--- Short task ---
Please copy the records from the start through the line that contains "graphic-ads-cell: -97% [438,267,642,303]", changing "topic-cell" to "subject-cell" and keeping everything else the same. Give only those lines.

--- Records for processing ---
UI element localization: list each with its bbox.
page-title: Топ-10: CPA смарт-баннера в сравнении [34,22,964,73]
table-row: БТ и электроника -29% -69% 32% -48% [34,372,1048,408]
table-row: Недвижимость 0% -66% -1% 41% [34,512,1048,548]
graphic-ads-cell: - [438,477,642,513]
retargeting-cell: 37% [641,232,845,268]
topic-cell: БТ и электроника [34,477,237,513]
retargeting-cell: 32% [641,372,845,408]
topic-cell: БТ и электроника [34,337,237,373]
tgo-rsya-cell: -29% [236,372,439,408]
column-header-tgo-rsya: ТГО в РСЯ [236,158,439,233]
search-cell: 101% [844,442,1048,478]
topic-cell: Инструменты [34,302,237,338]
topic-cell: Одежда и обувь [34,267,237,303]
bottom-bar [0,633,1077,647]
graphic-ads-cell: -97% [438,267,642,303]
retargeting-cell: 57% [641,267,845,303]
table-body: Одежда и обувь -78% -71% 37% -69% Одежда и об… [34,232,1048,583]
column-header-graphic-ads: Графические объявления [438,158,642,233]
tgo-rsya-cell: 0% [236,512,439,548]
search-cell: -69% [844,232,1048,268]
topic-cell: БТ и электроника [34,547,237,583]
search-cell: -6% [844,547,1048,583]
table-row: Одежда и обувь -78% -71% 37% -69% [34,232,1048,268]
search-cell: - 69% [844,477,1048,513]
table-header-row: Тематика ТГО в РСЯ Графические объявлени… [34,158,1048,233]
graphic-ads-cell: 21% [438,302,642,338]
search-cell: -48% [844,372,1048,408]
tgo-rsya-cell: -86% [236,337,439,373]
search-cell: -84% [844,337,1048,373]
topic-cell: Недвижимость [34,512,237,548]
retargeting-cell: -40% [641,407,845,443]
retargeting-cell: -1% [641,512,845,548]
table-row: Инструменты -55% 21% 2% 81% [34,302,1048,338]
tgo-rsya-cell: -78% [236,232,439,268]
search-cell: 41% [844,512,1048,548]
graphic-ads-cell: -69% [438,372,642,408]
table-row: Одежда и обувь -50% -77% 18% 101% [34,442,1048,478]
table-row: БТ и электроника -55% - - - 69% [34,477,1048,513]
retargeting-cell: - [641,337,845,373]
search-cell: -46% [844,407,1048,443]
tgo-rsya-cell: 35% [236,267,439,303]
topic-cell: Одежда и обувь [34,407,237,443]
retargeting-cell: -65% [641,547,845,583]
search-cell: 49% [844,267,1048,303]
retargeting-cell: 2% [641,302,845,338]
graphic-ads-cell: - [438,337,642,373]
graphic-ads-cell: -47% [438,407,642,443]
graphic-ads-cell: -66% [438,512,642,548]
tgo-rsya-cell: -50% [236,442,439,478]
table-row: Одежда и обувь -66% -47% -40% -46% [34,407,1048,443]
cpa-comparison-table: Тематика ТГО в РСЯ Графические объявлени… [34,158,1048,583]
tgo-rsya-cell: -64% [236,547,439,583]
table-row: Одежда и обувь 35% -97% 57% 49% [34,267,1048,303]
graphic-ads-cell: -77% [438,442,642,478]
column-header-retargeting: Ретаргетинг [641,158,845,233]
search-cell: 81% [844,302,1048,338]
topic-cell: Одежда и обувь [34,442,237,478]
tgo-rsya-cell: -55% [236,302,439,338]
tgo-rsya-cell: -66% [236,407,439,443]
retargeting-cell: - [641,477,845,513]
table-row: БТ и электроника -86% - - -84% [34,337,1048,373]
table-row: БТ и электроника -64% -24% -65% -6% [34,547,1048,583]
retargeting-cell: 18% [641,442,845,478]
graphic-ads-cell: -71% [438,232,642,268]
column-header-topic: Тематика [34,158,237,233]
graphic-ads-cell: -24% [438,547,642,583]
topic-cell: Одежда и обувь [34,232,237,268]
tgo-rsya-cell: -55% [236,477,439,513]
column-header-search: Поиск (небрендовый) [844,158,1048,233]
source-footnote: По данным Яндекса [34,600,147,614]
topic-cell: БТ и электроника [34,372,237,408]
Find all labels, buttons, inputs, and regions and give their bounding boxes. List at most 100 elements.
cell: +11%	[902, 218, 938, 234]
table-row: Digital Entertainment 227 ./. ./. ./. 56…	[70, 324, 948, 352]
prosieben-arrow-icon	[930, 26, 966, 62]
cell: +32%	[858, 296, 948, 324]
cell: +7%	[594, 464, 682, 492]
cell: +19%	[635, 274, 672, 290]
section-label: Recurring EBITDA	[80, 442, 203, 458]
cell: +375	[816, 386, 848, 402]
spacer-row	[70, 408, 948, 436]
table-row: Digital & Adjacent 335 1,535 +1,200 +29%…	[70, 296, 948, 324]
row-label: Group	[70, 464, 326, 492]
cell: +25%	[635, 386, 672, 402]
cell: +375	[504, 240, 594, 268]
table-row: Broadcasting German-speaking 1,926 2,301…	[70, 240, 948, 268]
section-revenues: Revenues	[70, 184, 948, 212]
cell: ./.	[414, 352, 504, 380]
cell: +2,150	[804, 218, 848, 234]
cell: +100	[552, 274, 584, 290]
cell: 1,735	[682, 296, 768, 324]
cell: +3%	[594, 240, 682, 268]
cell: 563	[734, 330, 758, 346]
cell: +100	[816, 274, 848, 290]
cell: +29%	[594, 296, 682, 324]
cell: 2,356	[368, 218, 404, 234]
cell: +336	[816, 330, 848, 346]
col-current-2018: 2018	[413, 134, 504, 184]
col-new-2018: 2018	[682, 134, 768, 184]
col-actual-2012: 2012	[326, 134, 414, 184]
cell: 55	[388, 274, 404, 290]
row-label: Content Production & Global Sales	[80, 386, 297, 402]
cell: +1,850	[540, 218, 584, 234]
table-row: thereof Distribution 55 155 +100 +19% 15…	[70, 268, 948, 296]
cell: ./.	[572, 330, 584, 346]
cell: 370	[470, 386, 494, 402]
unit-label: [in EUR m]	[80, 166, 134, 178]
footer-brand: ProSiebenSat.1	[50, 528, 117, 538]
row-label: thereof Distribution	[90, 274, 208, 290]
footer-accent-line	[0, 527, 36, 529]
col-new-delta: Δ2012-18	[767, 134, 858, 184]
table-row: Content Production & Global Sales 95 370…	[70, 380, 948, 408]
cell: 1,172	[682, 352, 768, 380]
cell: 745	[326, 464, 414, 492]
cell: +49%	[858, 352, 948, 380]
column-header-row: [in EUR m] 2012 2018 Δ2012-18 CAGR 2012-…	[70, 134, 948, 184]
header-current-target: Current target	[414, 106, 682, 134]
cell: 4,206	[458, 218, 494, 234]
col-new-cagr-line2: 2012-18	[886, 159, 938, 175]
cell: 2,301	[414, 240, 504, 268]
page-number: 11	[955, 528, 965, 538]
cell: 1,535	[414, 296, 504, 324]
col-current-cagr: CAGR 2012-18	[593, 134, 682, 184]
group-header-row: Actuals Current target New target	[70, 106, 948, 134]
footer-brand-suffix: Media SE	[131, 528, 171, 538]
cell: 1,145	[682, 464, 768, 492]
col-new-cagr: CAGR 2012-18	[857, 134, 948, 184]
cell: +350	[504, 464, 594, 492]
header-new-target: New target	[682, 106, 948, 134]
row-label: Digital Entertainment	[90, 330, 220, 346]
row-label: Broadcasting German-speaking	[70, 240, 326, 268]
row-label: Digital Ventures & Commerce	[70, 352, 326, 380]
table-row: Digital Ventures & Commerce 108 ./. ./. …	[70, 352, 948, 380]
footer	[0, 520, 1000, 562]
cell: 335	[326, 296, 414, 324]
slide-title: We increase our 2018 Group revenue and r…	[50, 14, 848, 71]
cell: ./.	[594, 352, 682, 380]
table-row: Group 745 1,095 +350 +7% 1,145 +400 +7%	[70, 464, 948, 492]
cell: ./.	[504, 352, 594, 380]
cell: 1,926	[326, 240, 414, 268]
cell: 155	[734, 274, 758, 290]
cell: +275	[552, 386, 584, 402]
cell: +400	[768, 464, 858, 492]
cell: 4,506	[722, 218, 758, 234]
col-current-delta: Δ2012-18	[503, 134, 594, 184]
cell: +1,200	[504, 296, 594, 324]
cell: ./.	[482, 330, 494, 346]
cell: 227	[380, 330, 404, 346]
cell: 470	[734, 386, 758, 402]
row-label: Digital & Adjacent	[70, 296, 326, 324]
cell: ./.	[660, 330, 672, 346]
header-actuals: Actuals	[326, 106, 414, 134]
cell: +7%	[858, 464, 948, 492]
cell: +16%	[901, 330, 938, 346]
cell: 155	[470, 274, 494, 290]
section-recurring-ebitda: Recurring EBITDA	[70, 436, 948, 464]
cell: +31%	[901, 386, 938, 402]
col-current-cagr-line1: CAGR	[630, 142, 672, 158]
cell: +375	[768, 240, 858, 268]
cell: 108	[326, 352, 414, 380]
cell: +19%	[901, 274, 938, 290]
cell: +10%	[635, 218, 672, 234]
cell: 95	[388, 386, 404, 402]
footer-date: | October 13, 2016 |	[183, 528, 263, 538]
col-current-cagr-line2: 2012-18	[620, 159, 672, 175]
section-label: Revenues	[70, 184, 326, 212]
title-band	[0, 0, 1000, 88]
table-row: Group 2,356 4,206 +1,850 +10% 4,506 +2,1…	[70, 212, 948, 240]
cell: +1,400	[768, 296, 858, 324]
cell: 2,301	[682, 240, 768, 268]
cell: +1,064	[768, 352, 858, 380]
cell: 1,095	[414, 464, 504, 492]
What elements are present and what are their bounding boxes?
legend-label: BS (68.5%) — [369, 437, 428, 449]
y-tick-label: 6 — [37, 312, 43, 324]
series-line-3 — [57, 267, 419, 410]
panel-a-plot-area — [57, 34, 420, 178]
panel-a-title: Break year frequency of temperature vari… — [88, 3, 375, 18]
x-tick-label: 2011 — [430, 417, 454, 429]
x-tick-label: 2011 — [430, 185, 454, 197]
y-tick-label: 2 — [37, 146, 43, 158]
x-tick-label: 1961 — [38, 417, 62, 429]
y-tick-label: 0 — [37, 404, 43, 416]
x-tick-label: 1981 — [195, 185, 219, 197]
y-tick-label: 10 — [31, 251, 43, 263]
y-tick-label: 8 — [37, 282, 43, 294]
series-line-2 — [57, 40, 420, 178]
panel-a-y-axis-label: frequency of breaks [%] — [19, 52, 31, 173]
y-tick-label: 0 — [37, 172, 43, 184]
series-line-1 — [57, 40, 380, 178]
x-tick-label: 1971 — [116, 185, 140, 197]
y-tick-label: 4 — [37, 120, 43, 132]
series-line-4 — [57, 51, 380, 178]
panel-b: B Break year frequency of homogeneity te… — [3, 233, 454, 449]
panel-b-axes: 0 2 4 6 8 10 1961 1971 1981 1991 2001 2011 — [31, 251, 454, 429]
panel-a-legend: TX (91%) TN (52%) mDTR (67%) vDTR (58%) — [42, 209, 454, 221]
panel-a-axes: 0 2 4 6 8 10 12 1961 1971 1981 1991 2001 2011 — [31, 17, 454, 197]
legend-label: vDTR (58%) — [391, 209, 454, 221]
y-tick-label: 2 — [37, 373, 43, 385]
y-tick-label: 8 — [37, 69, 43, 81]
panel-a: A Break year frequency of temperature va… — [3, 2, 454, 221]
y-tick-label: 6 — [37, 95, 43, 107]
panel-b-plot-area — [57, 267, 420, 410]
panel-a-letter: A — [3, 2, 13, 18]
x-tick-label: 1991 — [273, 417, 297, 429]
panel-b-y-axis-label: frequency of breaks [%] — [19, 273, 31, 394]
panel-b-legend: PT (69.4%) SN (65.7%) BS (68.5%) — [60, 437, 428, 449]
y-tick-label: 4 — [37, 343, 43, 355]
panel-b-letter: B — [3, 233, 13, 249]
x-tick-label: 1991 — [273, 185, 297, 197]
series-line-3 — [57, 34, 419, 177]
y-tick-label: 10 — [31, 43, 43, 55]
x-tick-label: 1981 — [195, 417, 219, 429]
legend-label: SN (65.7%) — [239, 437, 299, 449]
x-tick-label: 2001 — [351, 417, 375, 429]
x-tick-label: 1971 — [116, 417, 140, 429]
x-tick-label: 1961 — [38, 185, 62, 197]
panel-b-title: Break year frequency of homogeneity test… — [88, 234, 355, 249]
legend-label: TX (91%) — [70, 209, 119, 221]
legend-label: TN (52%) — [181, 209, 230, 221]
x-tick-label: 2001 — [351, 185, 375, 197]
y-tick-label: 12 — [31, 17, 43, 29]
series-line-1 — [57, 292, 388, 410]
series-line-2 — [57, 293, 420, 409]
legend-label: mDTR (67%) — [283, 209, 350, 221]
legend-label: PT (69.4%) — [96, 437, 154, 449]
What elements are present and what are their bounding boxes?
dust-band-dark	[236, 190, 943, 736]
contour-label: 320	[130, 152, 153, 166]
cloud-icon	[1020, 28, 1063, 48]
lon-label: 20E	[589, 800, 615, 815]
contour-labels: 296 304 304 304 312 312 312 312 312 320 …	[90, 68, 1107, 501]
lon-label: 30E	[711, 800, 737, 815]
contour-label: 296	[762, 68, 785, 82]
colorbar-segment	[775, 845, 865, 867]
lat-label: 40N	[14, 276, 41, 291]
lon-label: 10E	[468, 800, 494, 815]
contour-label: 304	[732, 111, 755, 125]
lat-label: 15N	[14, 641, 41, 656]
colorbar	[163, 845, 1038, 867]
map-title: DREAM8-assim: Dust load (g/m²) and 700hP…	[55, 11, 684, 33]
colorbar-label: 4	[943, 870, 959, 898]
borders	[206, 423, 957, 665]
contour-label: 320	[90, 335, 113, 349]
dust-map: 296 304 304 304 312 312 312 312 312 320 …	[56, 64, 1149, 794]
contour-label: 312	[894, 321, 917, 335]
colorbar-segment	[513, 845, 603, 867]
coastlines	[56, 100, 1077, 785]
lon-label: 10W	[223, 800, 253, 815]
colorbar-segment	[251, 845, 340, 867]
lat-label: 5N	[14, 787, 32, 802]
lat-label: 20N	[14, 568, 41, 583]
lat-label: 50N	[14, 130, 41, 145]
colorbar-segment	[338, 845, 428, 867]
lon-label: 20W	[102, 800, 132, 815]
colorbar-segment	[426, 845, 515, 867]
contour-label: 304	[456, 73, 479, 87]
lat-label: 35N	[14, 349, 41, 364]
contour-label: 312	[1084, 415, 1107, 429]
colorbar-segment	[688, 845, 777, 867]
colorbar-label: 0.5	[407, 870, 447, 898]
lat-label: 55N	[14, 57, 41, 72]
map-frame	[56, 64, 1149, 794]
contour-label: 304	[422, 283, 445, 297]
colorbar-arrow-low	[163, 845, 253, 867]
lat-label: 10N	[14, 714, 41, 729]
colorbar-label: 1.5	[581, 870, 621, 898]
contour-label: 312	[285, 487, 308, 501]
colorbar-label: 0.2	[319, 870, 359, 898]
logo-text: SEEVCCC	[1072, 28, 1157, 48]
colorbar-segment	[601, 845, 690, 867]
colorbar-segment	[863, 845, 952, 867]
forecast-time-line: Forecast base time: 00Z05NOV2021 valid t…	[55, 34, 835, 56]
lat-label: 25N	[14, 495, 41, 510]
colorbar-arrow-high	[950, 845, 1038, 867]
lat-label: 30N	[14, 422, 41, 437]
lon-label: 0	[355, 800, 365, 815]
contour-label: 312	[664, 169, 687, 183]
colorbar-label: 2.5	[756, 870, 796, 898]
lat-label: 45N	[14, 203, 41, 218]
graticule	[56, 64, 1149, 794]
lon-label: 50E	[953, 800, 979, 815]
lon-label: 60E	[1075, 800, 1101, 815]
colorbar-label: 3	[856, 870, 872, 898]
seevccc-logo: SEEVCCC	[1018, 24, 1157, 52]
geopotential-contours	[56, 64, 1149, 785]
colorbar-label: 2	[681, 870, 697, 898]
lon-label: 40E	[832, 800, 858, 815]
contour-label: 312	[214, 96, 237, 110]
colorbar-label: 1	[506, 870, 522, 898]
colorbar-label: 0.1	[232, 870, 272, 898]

--- Result below ---
UI element localization: list each with its bbox.
page-title: Топ-10: CPA смарт-баннера в сравнении [34,22,964,73]
table-row: БТ и электроника -29% -69% 32% -48% [34,372,1048,408]
table-row: Недвижимость 0% -66% -1% 41% [34,512,1048,548]
graphic-ads-cell: - [438,477,642,513]
retargeting-cell: 37% [641,232,845,268]
subject-cell: БТ и электроника [34,477,237,513]
retargeting-cell: 32% [641,372,845,408]
subject-cell: БТ и электроника [34,337,237,373]
tgo-rsya-cell: -29% [236,372,439,408]
column-header-tgo-rsya: ТГО в РСЯ [236,158,439,233]
search-cell: 101% [844,442,1048,478]
subject-cell: Инструменты [34,302,237,338]
subject-cell: Одежда и обувь [34,267,237,303]
bottom-bar [0,633,1077,647]
graphic-ads-cell: -97% [438,267,642,303]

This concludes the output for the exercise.